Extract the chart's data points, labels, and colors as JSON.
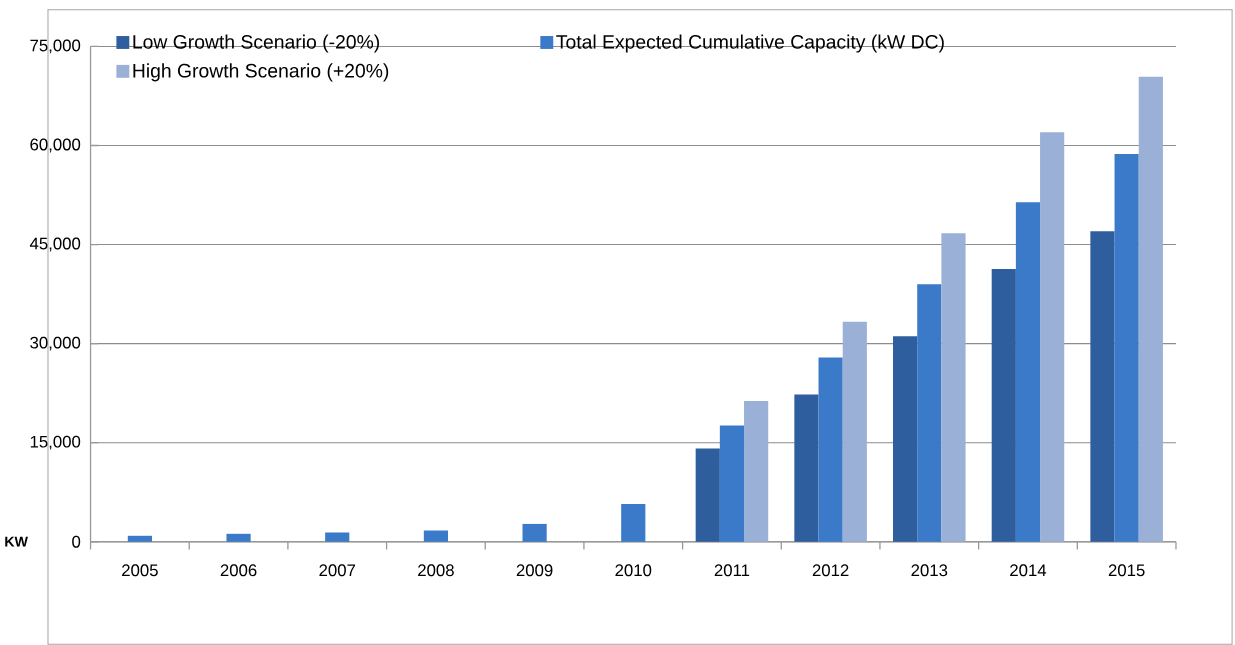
{
  "chart_data": {
    "type": "bar",
    "ylabel": "KW",
    "categories": [
      "2005",
      "2006",
      "2007",
      "2008",
      "2009",
      "2010",
      "2011",
      "2012",
      "2013",
      "2014",
      "2015"
    ],
    "series": [
      {
        "name": "Low Growth Scenario (-20%)",
        "color": "#2e5e9e",
        "values": [
          null,
          null,
          null,
          null,
          null,
          null,
          14100,
          22300,
          31100,
          41300,
          47000
        ]
      },
      {
        "name": "Total Expected Cumulative Capacity (kW DC)",
        "color": "#3a7ac8",
        "values": [
          900,
          1200,
          1400,
          1700,
          2700,
          5700,
          17600,
          27900,
          39000,
          51400,
          58700
        ]
      },
      {
        "name": "High Growth Scenario (+20%)",
        "color": "#9bb0d6",
        "values": [
          null,
          null,
          null,
          null,
          null,
          null,
          21300,
          33300,
          46700,
          62000,
          70400
        ]
      }
    ],
    "ylim": [
      0,
      75000
    ],
    "yticks": [
      {
        "value": 0,
        "label": "0"
      },
      {
        "value": 15000,
        "label": "15,000"
      },
      {
        "value": 30000,
        "label": "30,000"
      },
      {
        "value": 45000,
        "label": "45,000"
      },
      {
        "value": 60000,
        "label": "60,000"
      },
      {
        "value": 75000,
        "label": "75,000"
      }
    ],
    "grid": "y",
    "legend": "top left"
  }
}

Task directions:
Quote all the lines above exactly as given. Do not include the pictures.

Solution for this task:
Extract the chart's data points, labels, and colors as JSON.
{
  "chart_data": {
    "type": "bar",
    "ylabel": "KW",
    "categories": [
      "2005",
      "2006",
      "2007",
      "2008",
      "2009",
      "2010",
      "2011",
      "2012",
      "2013",
      "2014",
      "2015"
    ],
    "series": [
      {
        "name": "Low Growth Scenario (-20%)",
        "color": "#2e5e9e",
        "values": [
          null,
          null,
          null,
          null,
          null,
          null,
          14100,
          22300,
          31100,
          41300,
          47000
        ]
      },
      {
        "name": "Total Expected Cumulative Capacity (kW DC)",
        "color": "#3a7ac8",
        "values": [
          900,
          1200,
          1400,
          1700,
          2700,
          5700,
          17600,
          27900,
          39000,
          51400,
          58700
        ]
      },
      {
        "name": "High Growth Scenario (+20%)",
        "color": "#9bb0d6",
        "values": [
          null,
          null,
          null,
          null,
          null,
          null,
          21300,
          33300,
          46700,
          62000,
          70400
        ]
      }
    ],
    "ylim": [
      0,
      75000
    ],
    "yticks": [
      {
        "value": 0,
        "label": "0"
      },
      {
        "value": 15000,
        "label": "15,000"
      },
      {
        "value": 30000,
        "label": "30,000"
      },
      {
        "value": 45000,
        "label": "45,000"
      },
      {
        "value": 60000,
        "label": "60,000"
      },
      {
        "value": 75000,
        "label": "75,000"
      }
    ],
    "grid": "y",
    "legend": "top left"
  }
}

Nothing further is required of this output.